=== EXERCISE DIRECTIONS ===
Here are records with pictures in them. Copy all of them exactly and leave the pictures out.

=== DATA LINES ===
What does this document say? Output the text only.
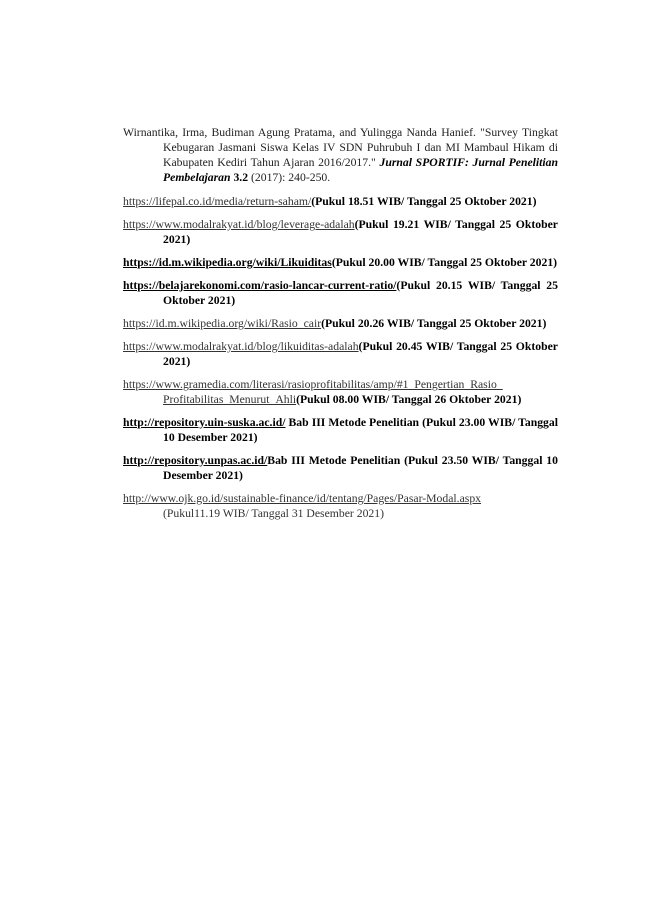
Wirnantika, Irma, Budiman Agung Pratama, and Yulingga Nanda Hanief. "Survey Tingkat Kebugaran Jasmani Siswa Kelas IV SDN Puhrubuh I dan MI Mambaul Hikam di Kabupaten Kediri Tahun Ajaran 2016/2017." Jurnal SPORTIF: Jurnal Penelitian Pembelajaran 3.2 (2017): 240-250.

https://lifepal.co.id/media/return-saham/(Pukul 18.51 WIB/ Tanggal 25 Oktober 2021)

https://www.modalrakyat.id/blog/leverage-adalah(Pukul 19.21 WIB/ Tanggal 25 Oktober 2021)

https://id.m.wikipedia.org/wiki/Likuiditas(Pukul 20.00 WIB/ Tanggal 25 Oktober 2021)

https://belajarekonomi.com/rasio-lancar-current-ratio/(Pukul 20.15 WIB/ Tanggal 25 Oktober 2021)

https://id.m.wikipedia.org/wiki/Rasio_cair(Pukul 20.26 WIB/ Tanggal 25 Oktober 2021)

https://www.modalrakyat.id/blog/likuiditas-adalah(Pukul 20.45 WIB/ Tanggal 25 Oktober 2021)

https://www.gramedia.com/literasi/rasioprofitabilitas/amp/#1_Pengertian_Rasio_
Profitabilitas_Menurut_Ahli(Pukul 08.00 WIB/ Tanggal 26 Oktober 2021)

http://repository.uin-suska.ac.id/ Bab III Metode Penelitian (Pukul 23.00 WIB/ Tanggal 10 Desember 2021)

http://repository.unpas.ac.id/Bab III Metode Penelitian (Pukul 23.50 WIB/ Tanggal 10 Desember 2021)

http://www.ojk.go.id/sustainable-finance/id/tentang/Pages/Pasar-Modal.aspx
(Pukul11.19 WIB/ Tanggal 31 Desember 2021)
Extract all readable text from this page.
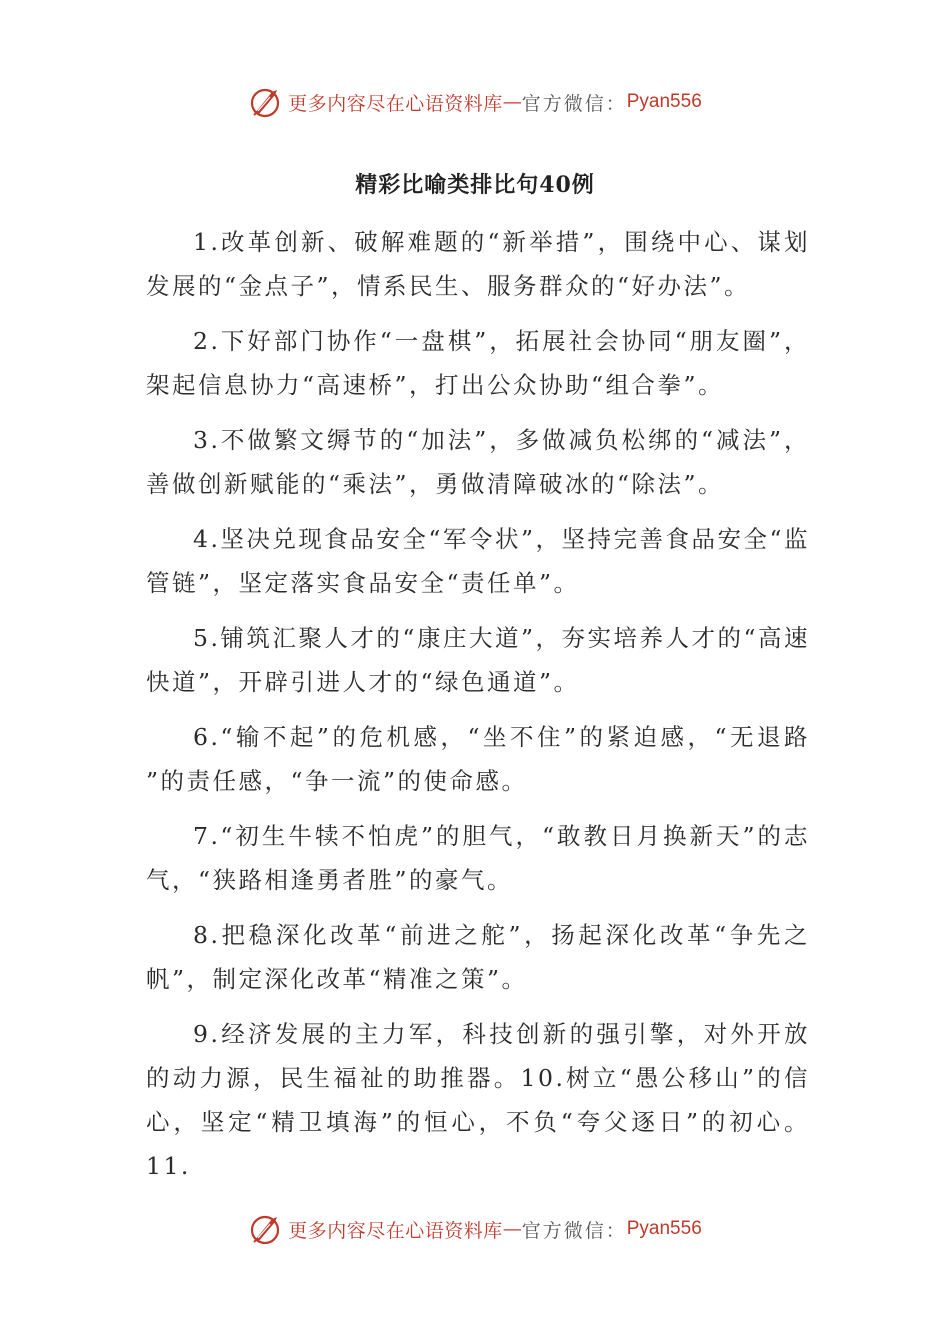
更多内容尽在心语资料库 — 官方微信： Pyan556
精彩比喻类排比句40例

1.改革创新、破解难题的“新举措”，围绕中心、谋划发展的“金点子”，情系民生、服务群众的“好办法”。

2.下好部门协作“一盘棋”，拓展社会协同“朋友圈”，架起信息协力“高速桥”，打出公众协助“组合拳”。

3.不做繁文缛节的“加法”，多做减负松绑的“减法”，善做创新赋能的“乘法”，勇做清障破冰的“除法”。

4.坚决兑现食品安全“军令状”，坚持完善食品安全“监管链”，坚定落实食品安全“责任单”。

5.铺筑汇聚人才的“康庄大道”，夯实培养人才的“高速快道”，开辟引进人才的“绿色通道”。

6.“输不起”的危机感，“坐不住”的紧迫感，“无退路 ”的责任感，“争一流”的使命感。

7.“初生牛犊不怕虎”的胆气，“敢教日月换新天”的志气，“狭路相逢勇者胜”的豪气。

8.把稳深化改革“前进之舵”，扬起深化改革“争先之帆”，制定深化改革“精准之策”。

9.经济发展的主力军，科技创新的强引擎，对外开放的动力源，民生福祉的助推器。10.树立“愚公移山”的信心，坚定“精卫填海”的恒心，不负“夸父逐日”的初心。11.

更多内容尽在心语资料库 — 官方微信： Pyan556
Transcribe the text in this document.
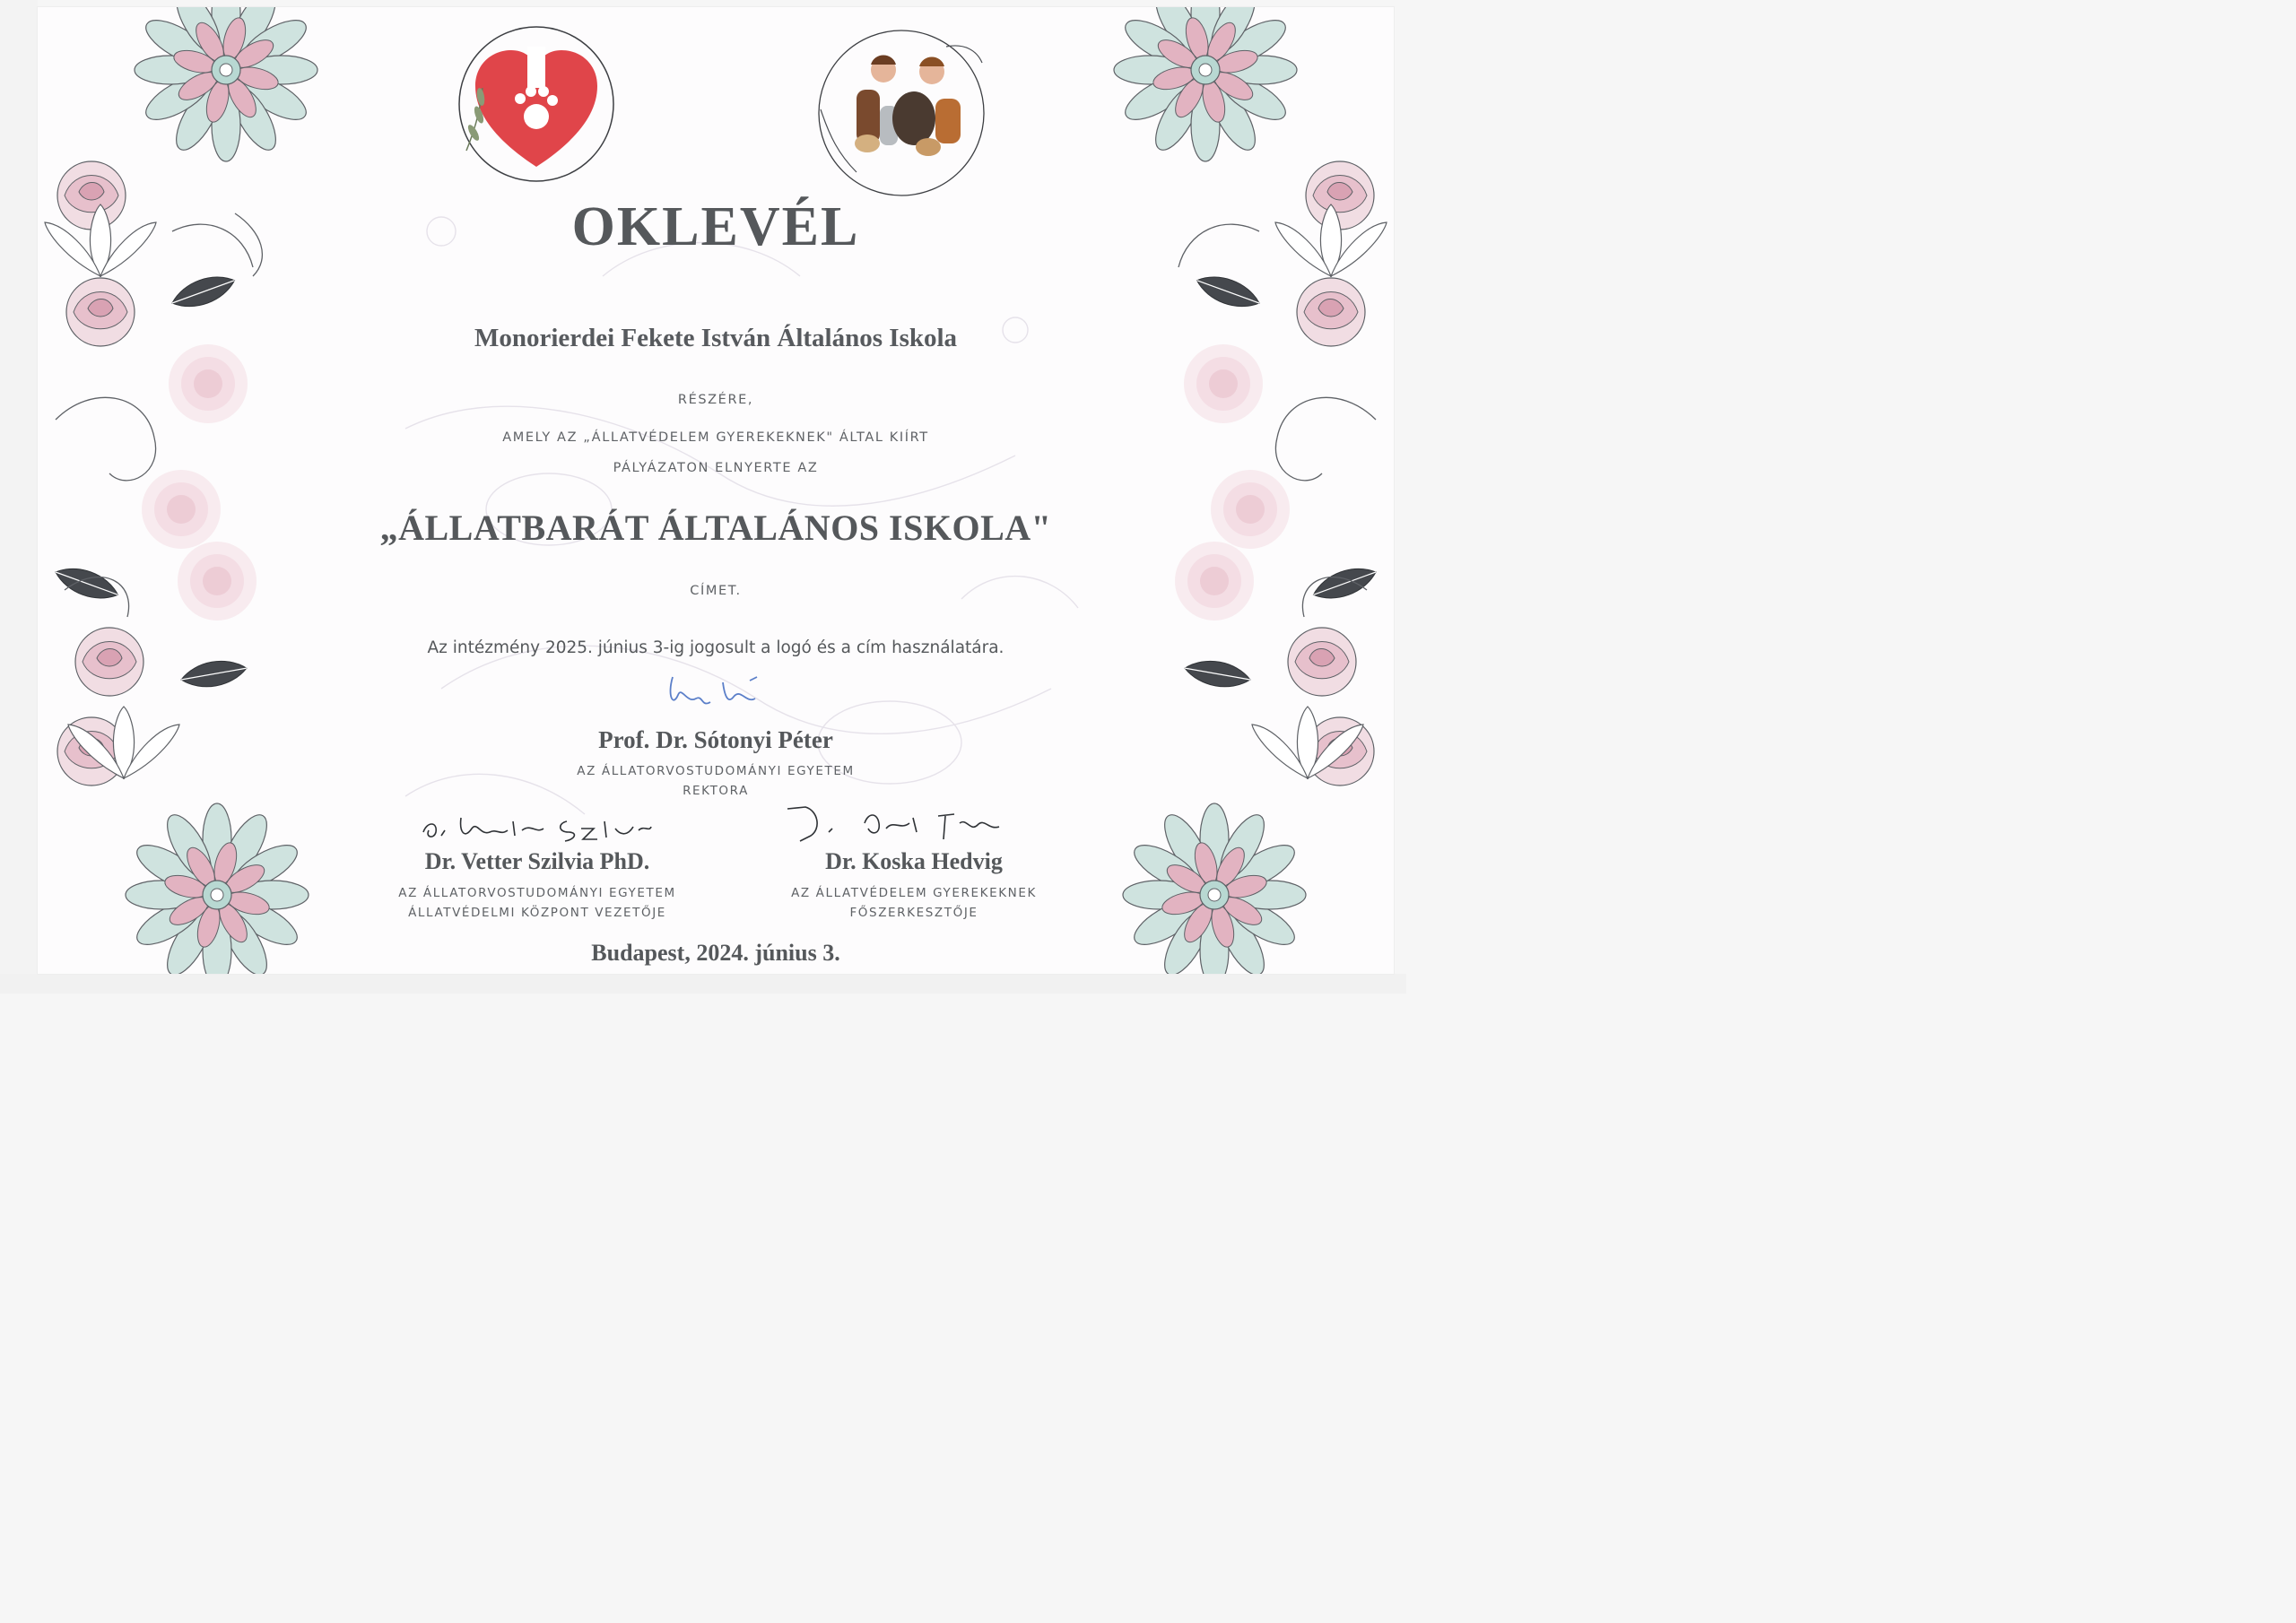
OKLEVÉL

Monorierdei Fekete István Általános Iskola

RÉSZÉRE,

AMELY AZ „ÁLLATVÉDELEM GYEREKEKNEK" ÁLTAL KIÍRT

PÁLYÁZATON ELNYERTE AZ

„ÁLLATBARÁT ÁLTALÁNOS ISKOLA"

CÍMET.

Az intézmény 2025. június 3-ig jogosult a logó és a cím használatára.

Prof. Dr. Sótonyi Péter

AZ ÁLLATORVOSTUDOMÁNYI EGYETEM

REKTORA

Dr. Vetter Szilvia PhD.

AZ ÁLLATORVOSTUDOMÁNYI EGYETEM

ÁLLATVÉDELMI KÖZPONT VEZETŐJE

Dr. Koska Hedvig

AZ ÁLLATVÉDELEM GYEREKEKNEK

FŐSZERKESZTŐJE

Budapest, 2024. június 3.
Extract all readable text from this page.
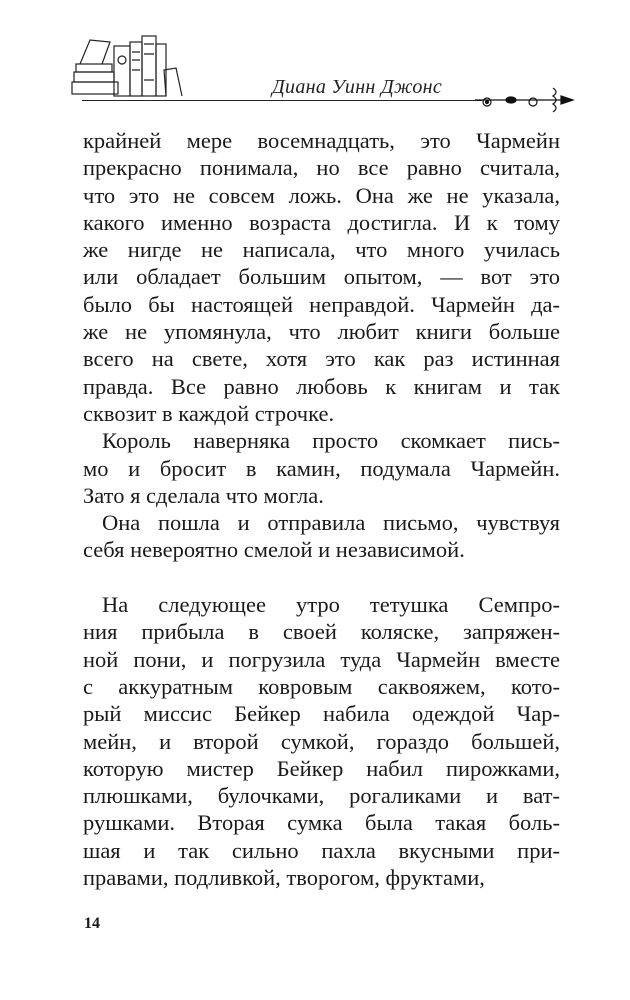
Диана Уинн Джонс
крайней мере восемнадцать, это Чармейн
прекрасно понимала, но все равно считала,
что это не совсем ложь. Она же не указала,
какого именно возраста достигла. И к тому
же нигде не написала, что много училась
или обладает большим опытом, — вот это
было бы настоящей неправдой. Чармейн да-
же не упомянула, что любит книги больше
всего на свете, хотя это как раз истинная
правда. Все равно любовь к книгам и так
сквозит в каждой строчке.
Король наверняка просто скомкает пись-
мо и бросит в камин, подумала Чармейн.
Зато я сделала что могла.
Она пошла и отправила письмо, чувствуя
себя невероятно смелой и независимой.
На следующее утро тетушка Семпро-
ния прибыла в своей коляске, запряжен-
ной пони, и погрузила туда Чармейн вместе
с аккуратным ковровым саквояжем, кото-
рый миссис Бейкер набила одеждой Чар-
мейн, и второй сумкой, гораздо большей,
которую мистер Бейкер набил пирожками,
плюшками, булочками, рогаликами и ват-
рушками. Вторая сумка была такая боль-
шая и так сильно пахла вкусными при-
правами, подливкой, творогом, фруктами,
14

=== SOLUTION FOR THIS TASK ===
What does this document say? Output the text only.
Wirnantika, Irma, Budiman Agung Pratama, and Yulingga Nanda Hanief. "Survey Tingkat Kebugaran Jasmani Siswa Kelas IV SDN Puhrubuh I dan MI Mambaul Hikam di Kabupaten Kediri Tahun Ajaran 2016/2017." Jurnal SPORTIF: Jurnal Penelitian Pembelajaran 3.2 (2017): 240-250.

https://lifepal.co.id/media/return-saham/(Pukul 18.51 WIB/ Tanggal 25 Oktober 2021)

https://www.modalrakyat.id/blog/leverage-adalah(Pukul 19.21 WIB/ Tanggal 25 Oktober 2021)

https://id.m.wikipedia.org/wiki/Likuiditas(Pukul 20.00 WIB/ Tanggal 25 Oktober 2021)

https://belajarekonomi.com/rasio-lancar-current-ratio/(Pukul 20.15 WIB/ Tanggal 25 Oktober 2021)

https://id.m.wikipedia.org/wiki/Rasio_cair(Pukul 20.26 WIB/ Tanggal 25 Oktober 2021)

https://www.modalrakyat.id/blog/likuiditas-adalah(Pukul 20.45 WIB/ Tanggal 25 Oktober 2021)

https://www.gramedia.com/literasi/rasioprofitabilitas/amp/#1_Pengertian_Rasio_
Profitabilitas_Menurut_Ahli(Pukul 08.00 WIB/ Tanggal 26 Oktober 2021)

http://repository.uin-suska.ac.id/ Bab III Metode Penelitian (Pukul 23.00 WIB/ Tanggal 10 Desember 2021)

http://repository.unpas.ac.id/Bab III Metode Penelitian (Pukul 23.50 WIB/ Tanggal 10 Desember 2021)

http://www.ojk.go.id/sustainable-finance/id/tentang/Pages/Pasar-Modal.aspx
(Pukul11.19 WIB/ Tanggal 31 Desember 2021)
Extract all readable text from this page.
更多内容尽在心语资料库 — 官方微信： Pyan556
精彩比喻类排比句40例

1.改革创新、破解难题的“新举措”，围绕中心、谋划发展的“金点子”，情系民生、服务群众的“好办法”。

2.下好部门协作“一盘棋”，拓展社会协同“朋友圈”，架起信息协力“高速桥”，打出公众协助“组合拳”。

3.不做繁文缛节的“加法”，多做减负松绑的“减法”，善做创新赋能的“乘法”，勇做清障破冰的“除法”。

4.坚决兑现食品安全“军令状”，坚持完善食品安全“监管链”，坚定落实食品安全“责任单”。

5.铺筑汇聚人才的“康庄大道”，夯实培养人才的“高速快道”，开辟引进人才的“绿色通道”。

6.“输不起”的危机感，“坐不住”的紧迫感，“无退路 ”的责任感，“争一流”的使命感。

7.“初生牛犊不怕虎”的胆气，“敢教日月换新天”的志气，“狭路相逢勇者胜”的豪气。

8.把稳深化改革“前进之舵”，扬起深化改革“争先之帆”，制定深化改革“精准之策”。

9.经济发展的主力军，科技创新的强引擎，对外开放的动力源，民生福祉的助推器。10.树立“愚公移山”的信心，坚定“精卫填海”的恒心，不负“夸父逐日”的初心。11.

更多内容尽在心语资料库 — 官方微信： Pyan556
Transcribe the text in this document.
OKLEVÉL

Monorierdei Fekete István Általános Iskola

RÉSZÉRE,

AMELY AZ „ÁLLATVÉDELEM GYEREKEKNEK" ÁLTAL KIÍRT

PÁLYÁZATON ELNYERTE AZ

„ÁLLATBARÁT ÁLTALÁNOS ISKOLA"

CÍMET.

Az intézmény 2025. június 3-ig jogosult a logó és a cím használatára.

Prof. Dr. Sótonyi Péter

AZ ÁLLATORVOSTUDOMÁNYI EGYETEM

REKTORA

Dr. Vetter Szilvia PhD.

AZ ÁLLATORVOSTUDOMÁNYI EGYETEM

ÁLLATVÉDELMI KÖZPONT VEZETŐJE

Dr. Koska Hedvig

AZ ÁLLATVÉDELEM GYEREKEKNEK

FŐSZERKESZTŐJE

Budapest, 2024. június 3.
Extract all readable text from this page.
Диана Уинн Джонс
крайней мере восемнадцать, это Чармейн
прекрасно понимала, но все равно считала,
что это не совсем ложь. Она же не указала,
какого именно возраста достигла. И к тому
же нигде не написала, что много училась
или обладает большим опытом, — вот это
было бы настоящей неправдой. Чармейн да-
же не упомянула, что любит книги больше
всего на свете, хотя это как раз истинная
правда. Все равно любовь к книгам и так
сквозит в каждой строчке.
Король наверняка просто скомкает пись-
мо и бросит в камин, подумала Чармейн.
Зато я сделала что могла.
Она пошла и отправила письмо, чувствуя
себя невероятно смелой и независимой.
На следующее утро тетушка Семпро-
ния прибыла в своей коляске, запряжен-
ной пони, и погрузила туда Чармейн вместе
с аккуратным ковровым саквояжем, кото-
рый миссис Бейкер набила одеждой Чар-
мейн, и второй сумкой, гораздо большей,
которую мистер Бейкер набил пирожками,
плюшками, булочками, рогаликами и ват-
рушками. Вторая сумка была такая боль-
шая и так сильно пахла вкусными при-
правами, подливкой, творогом, фруктами,
14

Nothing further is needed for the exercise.